## WHAT YOU SHOULD DO
Scan the records for the string "JSON"; copy each line where it occurs.

## MATERIAL FOR THIS EXERCISE
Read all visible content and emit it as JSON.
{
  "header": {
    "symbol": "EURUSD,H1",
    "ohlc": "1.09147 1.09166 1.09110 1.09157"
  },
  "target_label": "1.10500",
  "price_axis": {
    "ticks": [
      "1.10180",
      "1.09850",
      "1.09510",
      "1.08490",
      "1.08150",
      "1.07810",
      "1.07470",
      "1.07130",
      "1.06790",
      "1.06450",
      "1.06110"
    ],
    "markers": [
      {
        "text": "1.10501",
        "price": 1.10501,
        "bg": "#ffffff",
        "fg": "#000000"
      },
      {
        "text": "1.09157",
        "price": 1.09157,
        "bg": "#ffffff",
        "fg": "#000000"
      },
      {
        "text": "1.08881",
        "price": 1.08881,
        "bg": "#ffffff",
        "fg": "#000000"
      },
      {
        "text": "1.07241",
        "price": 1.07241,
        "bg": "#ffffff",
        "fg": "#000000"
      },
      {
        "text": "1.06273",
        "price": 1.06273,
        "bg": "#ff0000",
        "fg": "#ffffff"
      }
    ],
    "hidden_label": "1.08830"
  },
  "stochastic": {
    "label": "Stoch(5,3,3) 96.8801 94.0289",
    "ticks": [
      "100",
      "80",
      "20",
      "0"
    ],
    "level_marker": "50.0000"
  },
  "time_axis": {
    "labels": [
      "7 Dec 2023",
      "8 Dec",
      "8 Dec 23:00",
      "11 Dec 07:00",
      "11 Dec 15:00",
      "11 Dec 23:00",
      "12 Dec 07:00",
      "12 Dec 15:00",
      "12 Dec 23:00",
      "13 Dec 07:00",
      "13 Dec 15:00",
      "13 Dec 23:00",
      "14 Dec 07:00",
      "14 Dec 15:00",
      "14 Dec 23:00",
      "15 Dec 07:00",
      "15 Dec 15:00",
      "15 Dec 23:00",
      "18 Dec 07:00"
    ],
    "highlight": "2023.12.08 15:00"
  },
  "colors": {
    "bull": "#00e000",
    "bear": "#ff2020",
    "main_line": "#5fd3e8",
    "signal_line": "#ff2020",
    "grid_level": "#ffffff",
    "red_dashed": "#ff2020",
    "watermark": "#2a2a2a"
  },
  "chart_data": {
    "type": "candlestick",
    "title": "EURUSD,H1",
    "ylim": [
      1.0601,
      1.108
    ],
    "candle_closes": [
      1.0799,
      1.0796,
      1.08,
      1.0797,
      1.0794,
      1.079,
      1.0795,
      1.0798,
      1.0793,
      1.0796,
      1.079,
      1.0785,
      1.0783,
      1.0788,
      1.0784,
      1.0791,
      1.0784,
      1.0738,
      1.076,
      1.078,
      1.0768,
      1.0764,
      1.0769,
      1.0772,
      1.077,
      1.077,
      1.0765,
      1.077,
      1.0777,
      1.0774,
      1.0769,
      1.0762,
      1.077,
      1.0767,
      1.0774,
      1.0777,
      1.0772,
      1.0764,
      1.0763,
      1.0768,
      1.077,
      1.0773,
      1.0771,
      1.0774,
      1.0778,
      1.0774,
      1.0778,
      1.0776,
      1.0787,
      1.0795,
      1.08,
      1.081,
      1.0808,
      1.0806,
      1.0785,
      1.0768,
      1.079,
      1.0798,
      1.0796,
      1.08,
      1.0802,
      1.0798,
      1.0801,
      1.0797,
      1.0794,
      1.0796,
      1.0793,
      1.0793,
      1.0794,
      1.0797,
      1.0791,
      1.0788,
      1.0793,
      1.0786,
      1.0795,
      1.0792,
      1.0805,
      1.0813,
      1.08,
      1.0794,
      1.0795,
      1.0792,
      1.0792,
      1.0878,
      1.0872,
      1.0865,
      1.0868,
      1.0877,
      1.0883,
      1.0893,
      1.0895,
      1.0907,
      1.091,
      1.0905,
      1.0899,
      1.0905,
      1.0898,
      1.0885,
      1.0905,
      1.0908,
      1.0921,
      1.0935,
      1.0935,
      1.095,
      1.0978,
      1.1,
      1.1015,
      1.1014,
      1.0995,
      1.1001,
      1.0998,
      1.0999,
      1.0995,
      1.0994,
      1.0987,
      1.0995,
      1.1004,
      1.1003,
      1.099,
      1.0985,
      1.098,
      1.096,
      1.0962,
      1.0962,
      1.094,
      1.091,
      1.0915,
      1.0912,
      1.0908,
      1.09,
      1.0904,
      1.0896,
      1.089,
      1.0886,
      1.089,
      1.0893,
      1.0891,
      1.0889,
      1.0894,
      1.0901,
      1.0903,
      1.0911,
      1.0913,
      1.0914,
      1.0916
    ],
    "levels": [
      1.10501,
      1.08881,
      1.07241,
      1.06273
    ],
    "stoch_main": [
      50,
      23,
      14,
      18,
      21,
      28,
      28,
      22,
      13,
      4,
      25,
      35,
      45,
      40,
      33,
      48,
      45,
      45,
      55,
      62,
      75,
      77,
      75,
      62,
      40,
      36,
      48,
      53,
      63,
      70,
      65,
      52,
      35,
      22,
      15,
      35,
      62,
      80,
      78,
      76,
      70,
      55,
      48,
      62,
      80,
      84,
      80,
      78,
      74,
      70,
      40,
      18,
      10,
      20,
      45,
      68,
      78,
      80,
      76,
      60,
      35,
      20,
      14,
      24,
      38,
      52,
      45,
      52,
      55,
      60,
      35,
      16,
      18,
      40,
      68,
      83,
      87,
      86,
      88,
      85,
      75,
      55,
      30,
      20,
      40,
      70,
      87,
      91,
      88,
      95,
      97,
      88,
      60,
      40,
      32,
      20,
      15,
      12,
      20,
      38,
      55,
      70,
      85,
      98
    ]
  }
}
==
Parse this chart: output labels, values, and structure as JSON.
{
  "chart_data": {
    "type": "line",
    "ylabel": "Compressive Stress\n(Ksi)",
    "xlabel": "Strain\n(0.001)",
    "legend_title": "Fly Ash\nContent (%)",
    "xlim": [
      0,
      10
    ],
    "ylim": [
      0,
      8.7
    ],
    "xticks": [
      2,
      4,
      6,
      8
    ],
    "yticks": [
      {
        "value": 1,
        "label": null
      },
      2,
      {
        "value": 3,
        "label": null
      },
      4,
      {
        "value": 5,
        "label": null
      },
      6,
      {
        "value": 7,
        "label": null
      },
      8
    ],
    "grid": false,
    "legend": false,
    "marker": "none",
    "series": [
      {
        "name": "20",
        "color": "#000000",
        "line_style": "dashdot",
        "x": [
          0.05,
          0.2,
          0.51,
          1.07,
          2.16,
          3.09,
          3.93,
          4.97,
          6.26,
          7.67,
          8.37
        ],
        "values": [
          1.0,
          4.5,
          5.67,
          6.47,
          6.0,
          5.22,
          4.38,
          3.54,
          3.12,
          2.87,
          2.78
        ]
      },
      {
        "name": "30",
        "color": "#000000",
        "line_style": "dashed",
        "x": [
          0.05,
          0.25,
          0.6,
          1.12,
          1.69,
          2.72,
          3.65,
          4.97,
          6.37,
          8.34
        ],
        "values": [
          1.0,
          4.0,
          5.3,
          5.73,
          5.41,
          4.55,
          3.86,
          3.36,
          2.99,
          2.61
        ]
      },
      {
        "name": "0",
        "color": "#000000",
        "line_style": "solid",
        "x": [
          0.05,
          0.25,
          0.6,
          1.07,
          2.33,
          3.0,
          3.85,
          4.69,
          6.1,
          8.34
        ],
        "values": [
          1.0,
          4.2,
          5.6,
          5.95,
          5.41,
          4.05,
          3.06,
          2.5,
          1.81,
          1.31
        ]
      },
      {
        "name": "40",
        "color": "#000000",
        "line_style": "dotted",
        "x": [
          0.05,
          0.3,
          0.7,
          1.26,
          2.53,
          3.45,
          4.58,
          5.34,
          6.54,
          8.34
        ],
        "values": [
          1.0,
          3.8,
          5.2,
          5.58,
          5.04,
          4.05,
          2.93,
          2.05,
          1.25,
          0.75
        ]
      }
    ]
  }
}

## FINAL ANSWER
Read all visible content and emit it as JSON.
Parse this chart: output labels, values, and structure as JSON.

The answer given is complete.